::: ENTRIES

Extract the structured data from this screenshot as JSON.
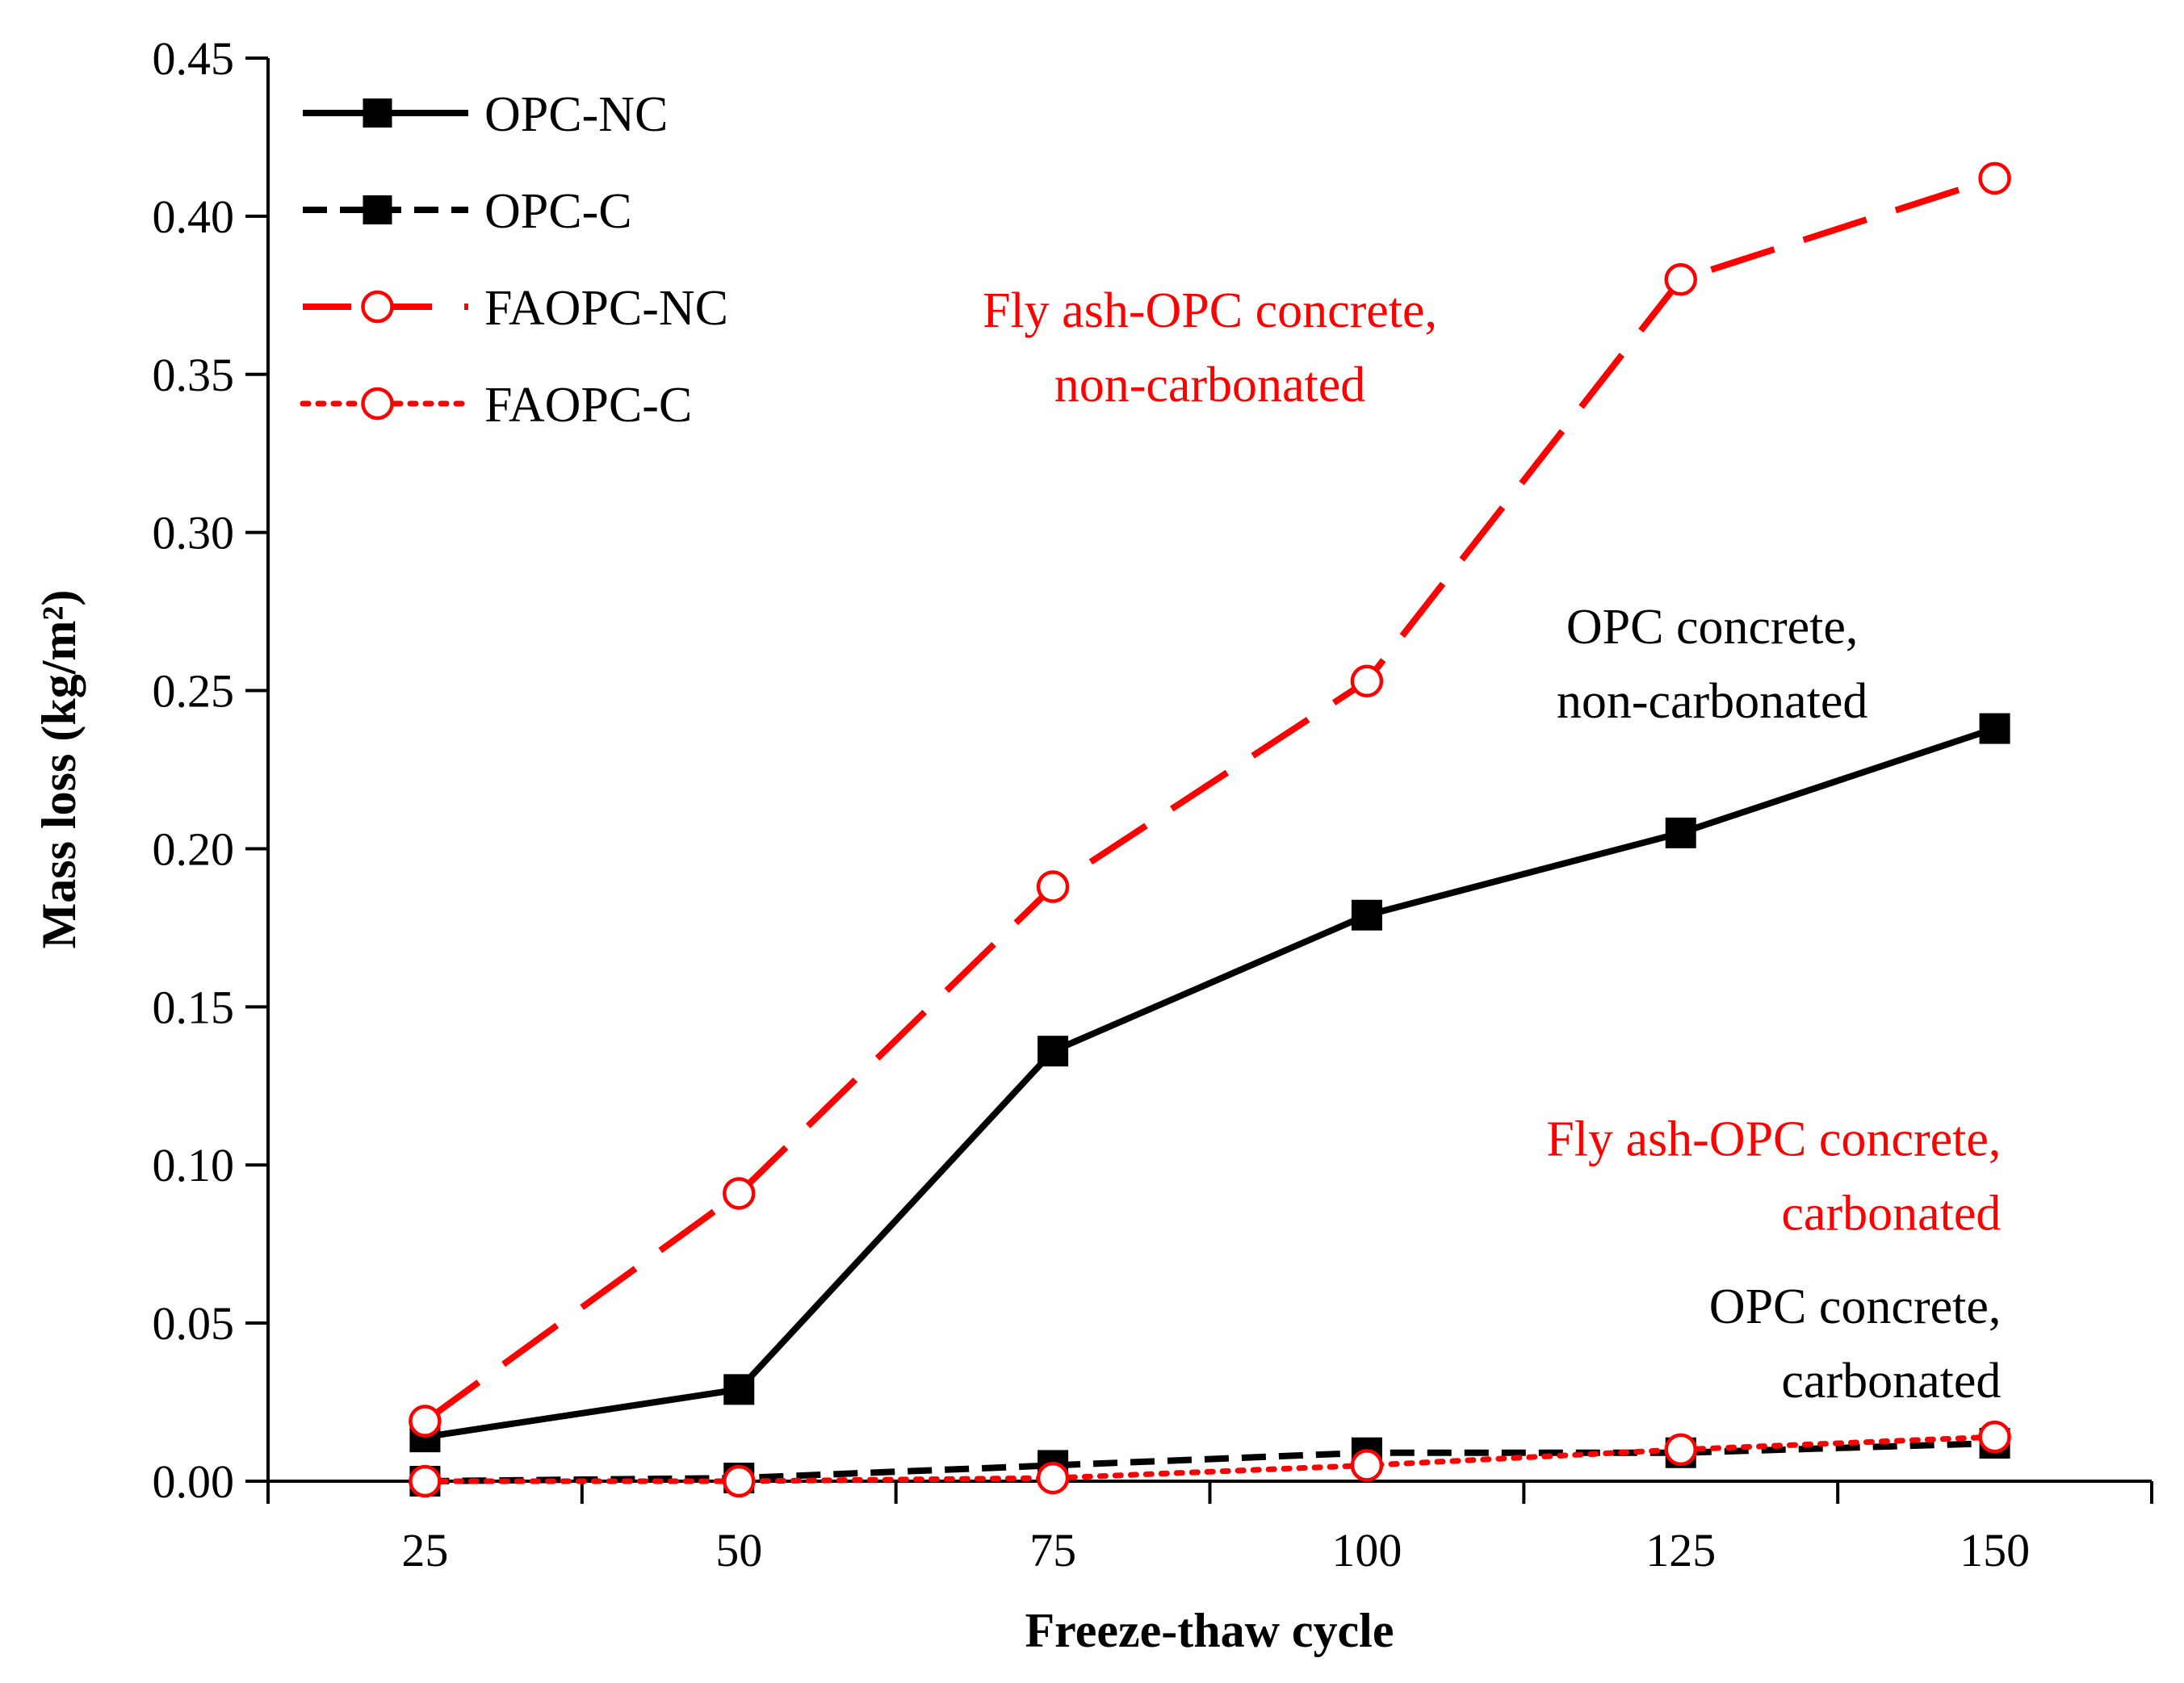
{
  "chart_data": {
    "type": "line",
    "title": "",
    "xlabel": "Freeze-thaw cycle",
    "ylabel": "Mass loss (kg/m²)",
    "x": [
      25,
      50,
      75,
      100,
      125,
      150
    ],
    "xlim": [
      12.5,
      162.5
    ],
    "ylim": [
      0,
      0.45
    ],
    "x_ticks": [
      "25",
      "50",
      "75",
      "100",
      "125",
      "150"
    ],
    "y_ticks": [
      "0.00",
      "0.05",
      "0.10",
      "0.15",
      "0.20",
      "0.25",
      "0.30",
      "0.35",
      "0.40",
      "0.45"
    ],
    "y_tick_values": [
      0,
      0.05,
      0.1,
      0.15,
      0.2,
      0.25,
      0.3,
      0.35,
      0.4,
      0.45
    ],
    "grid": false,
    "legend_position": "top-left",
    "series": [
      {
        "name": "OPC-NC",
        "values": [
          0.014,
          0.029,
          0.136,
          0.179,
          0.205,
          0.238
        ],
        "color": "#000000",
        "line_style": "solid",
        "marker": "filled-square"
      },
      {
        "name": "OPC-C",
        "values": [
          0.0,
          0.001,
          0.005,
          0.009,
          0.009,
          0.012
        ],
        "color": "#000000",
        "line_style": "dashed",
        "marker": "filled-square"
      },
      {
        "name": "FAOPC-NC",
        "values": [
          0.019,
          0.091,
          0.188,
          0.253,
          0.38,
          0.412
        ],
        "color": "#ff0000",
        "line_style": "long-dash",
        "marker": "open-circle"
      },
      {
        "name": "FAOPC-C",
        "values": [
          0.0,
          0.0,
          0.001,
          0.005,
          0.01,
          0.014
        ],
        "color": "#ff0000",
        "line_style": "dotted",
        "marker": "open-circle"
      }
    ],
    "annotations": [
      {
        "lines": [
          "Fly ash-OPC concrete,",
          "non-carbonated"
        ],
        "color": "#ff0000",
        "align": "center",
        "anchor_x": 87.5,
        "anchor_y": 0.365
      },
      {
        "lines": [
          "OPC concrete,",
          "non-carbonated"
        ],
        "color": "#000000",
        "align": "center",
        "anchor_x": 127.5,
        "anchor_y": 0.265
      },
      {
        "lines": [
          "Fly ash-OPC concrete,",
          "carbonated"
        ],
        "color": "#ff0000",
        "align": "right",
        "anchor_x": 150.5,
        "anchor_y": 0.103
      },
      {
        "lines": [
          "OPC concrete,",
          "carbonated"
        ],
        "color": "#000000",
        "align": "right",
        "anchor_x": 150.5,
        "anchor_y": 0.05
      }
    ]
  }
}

::::::

Reproduce the records, all of them, word for word; omit the pictures.

Extract the structured data from this screenshot as JSON.
{
  "chart_data": {
    "type": "line",
    "title": "",
    "xlabel": "Freeze-thaw cycle",
    "ylabel": "Mass loss (kg/m²)",
    "x": [
      25,
      50,
      75,
      100,
      125,
      150
    ],
    "xlim": [
      12.5,
      162.5
    ],
    "ylim": [
      0,
      0.45
    ],
    "x_ticks": [
      "25",
      "50",
      "75",
      "100",
      "125",
      "150"
    ],
    "y_ticks": [
      "0.00",
      "0.05",
      "0.10",
      "0.15",
      "0.20",
      "0.25",
      "0.30",
      "0.35",
      "0.40",
      "0.45"
    ],
    "y_tick_values": [
      0,
      0.05,
      0.1,
      0.15,
      0.2,
      0.25,
      0.3,
      0.35,
      0.4,
      0.45
    ],
    "grid": false,
    "legend_position": "top-left",
    "series": [
      {
        "name": "OPC-NC",
        "values": [
          0.014,
          0.029,
          0.136,
          0.179,
          0.205,
          0.238
        ],
        "color": "#000000",
        "line_style": "solid",
        "marker": "filled-square"
      },
      {
        "name": "OPC-C",
        "values": [
          0.0,
          0.001,
          0.005,
          0.009,
          0.009,
          0.012
        ],
        "color": "#000000",
        "line_style": "dashed",
        "marker": "filled-square"
      },
      {
        "name": "FAOPC-NC",
        "values": [
          0.019,
          0.091,
          0.188,
          0.253,
          0.38,
          0.412
        ],
        "color": "#ff0000",
        "line_style": "long-dash",
        "marker": "open-circle"
      },
      {
        "name": "FAOPC-C",
        "values": [
          0.0,
          0.0,
          0.001,
          0.005,
          0.01,
          0.014
        ],
        "color": "#ff0000",
        "line_style": "dotted",
        "marker": "open-circle"
      }
    ],
    "annotations": [
      {
        "lines": [
          "Fly ash-OPC concrete,",
          "non-carbonated"
        ],
        "color": "#ff0000",
        "align": "center",
        "anchor_x": 87.5,
        "anchor_y": 0.365
      },
      {
        "lines": [
          "OPC concrete,",
          "non-carbonated"
        ],
        "color": "#000000",
        "align": "center",
        "anchor_x": 127.5,
        "anchor_y": 0.265
      },
      {
        "lines": [
          "Fly ash-OPC concrete,",
          "carbonated"
        ],
        "color": "#ff0000",
        "align": "right",
        "anchor_x": 150.5,
        "anchor_y": 0.103
      },
      {
        "lines": [
          "OPC concrete,",
          "carbonated"
        ],
        "color": "#000000",
        "align": "right",
        "anchor_x": 150.5,
        "anchor_y": 0.05
      }
    ]
  }
}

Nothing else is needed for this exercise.